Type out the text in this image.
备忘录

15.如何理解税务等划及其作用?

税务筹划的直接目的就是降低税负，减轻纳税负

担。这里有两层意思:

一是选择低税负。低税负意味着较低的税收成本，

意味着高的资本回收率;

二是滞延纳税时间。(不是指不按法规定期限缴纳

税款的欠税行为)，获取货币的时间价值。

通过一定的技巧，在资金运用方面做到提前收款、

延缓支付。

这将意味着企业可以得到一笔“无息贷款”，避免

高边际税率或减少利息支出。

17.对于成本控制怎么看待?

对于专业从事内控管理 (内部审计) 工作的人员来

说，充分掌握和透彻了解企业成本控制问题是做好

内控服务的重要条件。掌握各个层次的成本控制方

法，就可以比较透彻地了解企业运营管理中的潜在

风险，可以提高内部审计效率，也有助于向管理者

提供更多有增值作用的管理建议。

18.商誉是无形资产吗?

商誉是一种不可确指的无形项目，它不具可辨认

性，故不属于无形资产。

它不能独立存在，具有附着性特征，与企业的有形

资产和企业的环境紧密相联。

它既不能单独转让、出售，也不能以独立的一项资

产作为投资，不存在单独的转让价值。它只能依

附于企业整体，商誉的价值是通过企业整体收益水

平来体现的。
···
Copy out all of the data exactly, leaving nothing out.

### Result of the exercise
Type out the text in this image.
备忘录

15.如何理解税务等划及其作用?

税务筹划的直接目的就是降低税负，减轻纳税负

担。这里有两层意思:

一是选择低税负。低税负意味着较低的税收成本，

意味着高的资本回收率;

二是滞延纳税时间。(不是指不按法规定期限缴纳

税款的欠税行为)，获取货币的时间价值。

通过一定的技巧，在资金运用方面做到提前收款、

延缓支付。

这将意味着企业可以得到一笔“无息贷款”，避免

高边际税率或减少利息支出。

17.对于成本控制怎么看待?

对于专业从事内控管理 (内部审计) 工作的人员来

说，充分掌握和透彻了解企业成本控制问题是做好

内控服务的重要条件。掌握各个层次的成本控制方

法，就可以比较透彻地了解企业运营管理中的潜在

风险，可以提高内部审计效率，也有助于向管理者

提供更多有增值作用的管理建议。

18.商誉是无形资产吗?

商誉是一种不可确指的无形项目，它不具可辨认

性，故不属于无形资产。

它不能独立存在，具有附着性特征，与企业的有形

资产和企业的环境紧密相联。

它既不能单独转让、出售，也不能以独立的一项资

产作为投资，不存在单独的转让价值。它只能依

附于企业整体，商誉的价值是通过企业整体收益水

平来体现的。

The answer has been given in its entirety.